* Given problem: Without including any pictures, write out all the entries exactly.

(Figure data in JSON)
-=-=-=-=-

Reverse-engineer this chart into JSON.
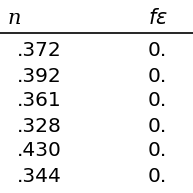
{
  "col1_header": "n",
  "col2_header": "fε",
  "col1_values": [
    ".372",
    ".392",
    ".361",
    ".328",
    ".430",
    ".344"
  ],
  "col2_values": [
    "0.",
    "0.",
    "0.",
    "0.",
    "0.",
    "0."
  ],
  "bg_color": "#ffffff",
  "font_size": 14.5,
  "header_font_size": 15,
  "line_color": "#000000"
}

-=-=-=-=-

* Exercise response:
Reverse-engineer this chart into JSON.
{
  "col1_header": "n",
  "col2_header": "fε",
  "col1_values": [
    ".372",
    ".392",
    ".361",
    ".328",
    ".430",
    ".344"
  ],
  "col2_values": [
    "0.",
    "0.",
    "0.",
    "0.",
    "0.",
    "0."
  ],
  "bg_color": "#ffffff",
  "font_size": 14.5,
  "header_font_size": 15,
  "line_color": "#000000"
}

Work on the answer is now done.